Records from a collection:
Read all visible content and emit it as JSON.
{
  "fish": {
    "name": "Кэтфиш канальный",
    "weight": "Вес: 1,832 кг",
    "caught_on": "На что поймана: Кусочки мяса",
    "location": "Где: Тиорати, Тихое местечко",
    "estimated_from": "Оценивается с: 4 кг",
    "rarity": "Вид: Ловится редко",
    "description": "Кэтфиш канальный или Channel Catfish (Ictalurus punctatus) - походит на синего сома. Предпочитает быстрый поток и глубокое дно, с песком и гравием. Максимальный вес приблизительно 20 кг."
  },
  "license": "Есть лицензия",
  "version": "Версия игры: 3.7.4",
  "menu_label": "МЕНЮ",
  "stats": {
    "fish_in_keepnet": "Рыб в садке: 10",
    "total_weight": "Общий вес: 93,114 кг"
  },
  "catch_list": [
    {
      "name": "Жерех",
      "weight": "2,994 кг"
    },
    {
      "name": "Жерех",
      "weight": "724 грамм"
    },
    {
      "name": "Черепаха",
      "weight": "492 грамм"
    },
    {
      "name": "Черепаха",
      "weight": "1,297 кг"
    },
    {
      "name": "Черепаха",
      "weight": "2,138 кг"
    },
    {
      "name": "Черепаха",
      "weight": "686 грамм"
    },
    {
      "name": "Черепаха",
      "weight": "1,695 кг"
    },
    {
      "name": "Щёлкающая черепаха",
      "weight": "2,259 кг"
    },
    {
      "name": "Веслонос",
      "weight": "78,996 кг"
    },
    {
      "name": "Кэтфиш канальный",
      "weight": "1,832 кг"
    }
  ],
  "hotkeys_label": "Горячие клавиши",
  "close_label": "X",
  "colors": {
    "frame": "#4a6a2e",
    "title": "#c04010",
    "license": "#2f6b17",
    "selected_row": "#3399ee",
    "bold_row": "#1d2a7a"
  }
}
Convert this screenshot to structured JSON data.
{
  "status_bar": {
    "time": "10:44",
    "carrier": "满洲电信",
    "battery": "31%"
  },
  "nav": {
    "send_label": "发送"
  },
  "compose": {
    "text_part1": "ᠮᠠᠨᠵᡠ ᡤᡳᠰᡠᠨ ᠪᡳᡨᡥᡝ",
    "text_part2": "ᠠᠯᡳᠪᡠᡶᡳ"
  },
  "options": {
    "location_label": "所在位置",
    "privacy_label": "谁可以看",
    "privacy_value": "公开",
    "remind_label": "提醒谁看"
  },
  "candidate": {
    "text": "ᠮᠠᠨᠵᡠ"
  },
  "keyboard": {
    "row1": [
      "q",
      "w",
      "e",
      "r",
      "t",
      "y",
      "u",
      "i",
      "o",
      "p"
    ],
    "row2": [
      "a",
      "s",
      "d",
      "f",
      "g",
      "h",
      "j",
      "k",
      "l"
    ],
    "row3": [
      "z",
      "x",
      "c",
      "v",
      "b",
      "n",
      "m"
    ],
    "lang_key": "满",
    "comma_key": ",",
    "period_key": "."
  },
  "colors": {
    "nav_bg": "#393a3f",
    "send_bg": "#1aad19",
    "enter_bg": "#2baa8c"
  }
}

== Aim ==
Look for the word "license" in every line of the listing and copy the lines that have it.

== Output for this exercise ==
  "license": "Есть лицензия",
    "license": "#2f6b17",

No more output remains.